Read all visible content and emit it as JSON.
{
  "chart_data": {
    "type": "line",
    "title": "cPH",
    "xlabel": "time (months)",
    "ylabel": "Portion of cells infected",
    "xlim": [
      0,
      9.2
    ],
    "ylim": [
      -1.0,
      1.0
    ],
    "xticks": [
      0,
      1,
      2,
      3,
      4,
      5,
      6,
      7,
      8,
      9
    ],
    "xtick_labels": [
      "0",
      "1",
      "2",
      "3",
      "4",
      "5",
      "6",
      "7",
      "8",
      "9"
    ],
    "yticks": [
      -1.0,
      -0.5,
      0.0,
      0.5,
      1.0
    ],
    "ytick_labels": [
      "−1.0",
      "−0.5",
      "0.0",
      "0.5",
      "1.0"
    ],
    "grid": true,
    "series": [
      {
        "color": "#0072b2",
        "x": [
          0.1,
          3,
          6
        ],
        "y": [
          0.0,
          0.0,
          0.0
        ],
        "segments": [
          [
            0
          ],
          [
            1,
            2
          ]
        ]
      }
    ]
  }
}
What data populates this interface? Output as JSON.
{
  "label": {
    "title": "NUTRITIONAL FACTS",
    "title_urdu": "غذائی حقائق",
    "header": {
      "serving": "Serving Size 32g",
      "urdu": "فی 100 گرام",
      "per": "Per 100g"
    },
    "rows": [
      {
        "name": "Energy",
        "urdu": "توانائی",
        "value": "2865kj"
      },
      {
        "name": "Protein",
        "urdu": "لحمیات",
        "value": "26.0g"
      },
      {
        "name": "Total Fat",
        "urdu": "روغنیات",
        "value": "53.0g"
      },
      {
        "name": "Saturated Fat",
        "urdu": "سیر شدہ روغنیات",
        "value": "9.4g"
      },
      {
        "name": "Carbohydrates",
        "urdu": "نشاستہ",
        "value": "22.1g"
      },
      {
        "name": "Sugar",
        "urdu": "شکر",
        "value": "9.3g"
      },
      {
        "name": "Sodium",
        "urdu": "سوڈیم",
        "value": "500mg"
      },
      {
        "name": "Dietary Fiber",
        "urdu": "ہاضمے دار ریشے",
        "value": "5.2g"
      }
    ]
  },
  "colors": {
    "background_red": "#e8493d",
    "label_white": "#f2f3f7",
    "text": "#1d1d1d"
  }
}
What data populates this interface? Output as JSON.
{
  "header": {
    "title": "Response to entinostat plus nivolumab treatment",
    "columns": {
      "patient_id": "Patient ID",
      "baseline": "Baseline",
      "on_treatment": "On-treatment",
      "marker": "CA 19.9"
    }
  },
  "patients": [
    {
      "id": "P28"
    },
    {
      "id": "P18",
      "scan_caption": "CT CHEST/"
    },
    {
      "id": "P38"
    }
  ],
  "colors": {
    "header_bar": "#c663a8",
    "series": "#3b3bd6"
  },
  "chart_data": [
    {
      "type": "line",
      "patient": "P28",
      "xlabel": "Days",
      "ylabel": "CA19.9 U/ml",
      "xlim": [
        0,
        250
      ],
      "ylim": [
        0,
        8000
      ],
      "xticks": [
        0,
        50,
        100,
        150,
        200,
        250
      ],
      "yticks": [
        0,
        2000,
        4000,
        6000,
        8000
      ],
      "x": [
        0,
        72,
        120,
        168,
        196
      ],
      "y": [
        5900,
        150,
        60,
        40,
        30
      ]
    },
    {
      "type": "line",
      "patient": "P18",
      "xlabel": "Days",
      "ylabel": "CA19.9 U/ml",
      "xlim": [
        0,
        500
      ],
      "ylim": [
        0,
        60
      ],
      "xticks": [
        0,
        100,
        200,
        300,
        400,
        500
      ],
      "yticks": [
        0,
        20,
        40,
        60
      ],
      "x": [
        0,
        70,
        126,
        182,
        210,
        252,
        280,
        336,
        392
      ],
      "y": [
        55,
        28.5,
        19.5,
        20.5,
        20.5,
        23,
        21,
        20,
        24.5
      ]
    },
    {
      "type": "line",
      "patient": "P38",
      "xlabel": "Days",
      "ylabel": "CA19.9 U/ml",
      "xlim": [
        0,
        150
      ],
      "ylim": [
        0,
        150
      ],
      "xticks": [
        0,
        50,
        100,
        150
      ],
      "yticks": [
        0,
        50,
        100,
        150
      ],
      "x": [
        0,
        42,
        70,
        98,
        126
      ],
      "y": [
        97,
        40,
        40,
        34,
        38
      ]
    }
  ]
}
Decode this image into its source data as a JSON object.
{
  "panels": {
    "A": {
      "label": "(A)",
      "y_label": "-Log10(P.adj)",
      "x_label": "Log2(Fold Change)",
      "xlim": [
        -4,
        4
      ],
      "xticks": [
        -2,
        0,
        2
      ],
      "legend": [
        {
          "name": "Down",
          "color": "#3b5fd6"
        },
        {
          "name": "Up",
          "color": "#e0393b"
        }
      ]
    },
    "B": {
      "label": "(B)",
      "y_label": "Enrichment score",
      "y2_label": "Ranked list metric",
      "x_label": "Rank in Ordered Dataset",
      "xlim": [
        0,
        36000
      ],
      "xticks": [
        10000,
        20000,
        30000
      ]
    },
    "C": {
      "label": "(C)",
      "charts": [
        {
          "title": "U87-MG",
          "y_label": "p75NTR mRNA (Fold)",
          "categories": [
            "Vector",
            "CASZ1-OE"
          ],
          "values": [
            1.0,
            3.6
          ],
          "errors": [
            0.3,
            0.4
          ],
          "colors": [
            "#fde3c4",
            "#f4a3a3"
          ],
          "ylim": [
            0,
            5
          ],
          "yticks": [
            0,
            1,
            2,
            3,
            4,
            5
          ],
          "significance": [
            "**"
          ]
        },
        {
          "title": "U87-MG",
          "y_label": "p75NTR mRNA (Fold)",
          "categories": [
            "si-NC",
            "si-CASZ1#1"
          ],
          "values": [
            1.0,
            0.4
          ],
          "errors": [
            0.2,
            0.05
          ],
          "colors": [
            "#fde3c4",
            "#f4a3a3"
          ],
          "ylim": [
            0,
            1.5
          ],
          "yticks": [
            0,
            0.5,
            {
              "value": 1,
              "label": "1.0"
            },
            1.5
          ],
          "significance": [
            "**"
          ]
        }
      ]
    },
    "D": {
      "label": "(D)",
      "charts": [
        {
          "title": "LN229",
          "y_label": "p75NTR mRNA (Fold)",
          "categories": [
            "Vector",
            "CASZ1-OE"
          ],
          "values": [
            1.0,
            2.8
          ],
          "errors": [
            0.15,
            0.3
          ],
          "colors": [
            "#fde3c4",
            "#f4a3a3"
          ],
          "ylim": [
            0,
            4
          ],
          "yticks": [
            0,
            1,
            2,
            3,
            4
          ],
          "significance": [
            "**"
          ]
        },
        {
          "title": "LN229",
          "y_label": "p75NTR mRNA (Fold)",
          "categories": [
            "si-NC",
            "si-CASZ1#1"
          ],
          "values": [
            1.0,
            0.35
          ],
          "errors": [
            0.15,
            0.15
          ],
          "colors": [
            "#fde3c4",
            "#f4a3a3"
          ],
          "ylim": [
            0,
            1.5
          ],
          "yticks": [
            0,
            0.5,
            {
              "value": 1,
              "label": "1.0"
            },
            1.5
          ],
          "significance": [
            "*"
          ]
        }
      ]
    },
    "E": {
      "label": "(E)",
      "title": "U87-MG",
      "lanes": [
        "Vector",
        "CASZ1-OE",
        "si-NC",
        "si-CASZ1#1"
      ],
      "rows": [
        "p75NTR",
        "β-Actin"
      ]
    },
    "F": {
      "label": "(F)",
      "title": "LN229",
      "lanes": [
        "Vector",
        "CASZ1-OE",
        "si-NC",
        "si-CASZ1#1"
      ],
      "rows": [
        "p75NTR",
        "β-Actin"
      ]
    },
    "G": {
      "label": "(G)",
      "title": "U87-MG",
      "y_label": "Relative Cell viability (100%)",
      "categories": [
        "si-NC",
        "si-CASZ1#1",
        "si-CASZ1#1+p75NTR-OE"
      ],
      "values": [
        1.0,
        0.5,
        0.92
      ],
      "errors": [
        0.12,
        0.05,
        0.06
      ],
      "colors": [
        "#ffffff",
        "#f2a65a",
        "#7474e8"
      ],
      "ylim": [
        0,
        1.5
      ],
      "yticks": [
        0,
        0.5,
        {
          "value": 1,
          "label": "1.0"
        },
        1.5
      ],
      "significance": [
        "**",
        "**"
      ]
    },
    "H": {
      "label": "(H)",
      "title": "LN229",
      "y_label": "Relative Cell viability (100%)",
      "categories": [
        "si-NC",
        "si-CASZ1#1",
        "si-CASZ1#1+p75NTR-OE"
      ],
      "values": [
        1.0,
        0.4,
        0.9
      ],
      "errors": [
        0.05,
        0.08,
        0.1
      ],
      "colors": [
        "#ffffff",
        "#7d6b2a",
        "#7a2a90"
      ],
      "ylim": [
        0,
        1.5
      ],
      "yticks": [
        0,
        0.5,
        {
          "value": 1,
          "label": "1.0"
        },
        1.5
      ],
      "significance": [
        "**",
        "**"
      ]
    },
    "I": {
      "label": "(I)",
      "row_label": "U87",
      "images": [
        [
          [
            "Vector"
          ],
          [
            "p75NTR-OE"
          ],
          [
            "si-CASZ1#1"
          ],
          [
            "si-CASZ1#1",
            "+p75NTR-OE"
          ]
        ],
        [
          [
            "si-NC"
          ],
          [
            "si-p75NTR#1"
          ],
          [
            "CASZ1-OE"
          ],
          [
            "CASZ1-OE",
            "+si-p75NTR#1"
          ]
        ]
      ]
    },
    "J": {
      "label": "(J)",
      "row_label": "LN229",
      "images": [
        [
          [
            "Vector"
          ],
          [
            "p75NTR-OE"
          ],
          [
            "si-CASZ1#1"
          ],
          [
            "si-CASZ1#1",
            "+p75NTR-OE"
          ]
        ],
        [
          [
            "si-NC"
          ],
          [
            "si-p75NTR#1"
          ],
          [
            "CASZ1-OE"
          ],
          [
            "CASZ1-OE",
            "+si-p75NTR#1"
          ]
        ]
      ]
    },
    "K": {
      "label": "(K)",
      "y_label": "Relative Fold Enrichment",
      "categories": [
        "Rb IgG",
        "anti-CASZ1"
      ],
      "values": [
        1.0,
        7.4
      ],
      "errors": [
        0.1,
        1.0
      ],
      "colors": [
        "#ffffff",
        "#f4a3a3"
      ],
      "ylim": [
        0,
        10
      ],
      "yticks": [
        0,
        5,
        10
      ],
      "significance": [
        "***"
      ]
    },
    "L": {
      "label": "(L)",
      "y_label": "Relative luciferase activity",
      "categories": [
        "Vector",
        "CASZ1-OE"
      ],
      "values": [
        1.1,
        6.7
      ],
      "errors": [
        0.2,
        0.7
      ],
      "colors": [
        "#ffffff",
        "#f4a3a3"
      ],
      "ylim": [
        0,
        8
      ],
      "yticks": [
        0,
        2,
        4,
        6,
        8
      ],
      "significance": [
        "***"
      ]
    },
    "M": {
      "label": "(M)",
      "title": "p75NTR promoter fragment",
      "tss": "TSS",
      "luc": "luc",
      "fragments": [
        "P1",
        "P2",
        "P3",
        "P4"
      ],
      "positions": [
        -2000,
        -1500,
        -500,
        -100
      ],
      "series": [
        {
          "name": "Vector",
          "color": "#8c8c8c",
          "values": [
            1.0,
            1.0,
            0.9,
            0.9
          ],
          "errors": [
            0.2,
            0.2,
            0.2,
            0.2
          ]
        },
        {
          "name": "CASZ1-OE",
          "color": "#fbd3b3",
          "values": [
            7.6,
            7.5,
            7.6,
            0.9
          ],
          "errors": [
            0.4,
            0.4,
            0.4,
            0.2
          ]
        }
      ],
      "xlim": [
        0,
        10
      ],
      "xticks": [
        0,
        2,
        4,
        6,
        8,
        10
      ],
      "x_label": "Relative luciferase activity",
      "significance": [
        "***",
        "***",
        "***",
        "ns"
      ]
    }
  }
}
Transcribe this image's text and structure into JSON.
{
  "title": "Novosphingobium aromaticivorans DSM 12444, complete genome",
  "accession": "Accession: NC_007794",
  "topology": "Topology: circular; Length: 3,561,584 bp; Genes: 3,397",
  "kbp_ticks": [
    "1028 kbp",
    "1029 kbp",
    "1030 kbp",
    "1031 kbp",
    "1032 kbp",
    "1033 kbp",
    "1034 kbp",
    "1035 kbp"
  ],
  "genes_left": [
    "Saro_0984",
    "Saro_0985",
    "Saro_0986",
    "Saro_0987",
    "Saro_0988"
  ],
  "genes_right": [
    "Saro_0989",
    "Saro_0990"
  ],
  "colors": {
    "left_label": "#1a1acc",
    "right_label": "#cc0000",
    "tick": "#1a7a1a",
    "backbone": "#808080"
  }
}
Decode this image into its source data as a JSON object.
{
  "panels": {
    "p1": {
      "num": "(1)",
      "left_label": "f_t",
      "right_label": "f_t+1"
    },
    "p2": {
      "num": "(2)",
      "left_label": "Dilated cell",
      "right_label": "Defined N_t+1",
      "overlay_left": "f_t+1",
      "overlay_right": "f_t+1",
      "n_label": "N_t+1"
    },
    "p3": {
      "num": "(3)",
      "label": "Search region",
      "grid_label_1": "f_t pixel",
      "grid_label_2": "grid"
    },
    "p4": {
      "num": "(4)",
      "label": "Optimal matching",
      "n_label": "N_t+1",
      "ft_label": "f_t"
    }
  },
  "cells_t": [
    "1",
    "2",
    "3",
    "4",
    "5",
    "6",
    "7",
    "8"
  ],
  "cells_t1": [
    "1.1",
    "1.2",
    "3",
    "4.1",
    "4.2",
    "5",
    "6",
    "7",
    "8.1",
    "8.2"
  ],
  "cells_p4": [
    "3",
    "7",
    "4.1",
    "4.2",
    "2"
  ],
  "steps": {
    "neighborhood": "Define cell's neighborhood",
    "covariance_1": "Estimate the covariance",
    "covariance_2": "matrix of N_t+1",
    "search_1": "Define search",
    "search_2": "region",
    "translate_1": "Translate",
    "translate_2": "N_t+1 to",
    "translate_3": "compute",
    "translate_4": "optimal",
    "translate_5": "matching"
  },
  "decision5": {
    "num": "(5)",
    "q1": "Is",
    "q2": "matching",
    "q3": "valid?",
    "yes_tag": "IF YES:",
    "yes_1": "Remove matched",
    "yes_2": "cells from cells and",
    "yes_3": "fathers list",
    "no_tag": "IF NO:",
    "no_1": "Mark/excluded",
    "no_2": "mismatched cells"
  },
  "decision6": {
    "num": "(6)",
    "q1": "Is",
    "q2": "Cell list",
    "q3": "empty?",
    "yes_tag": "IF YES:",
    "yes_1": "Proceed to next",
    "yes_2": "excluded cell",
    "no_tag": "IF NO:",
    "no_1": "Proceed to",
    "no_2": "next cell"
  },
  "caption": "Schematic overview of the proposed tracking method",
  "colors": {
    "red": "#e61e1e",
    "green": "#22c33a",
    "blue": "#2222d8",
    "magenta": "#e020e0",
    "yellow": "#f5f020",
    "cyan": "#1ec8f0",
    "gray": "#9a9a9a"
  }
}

__Aim of the task__
Gather every line from the listing above in which the word "region" appears.

__Solution to this problem__
      "label": "Search region",
    "search_2": "region",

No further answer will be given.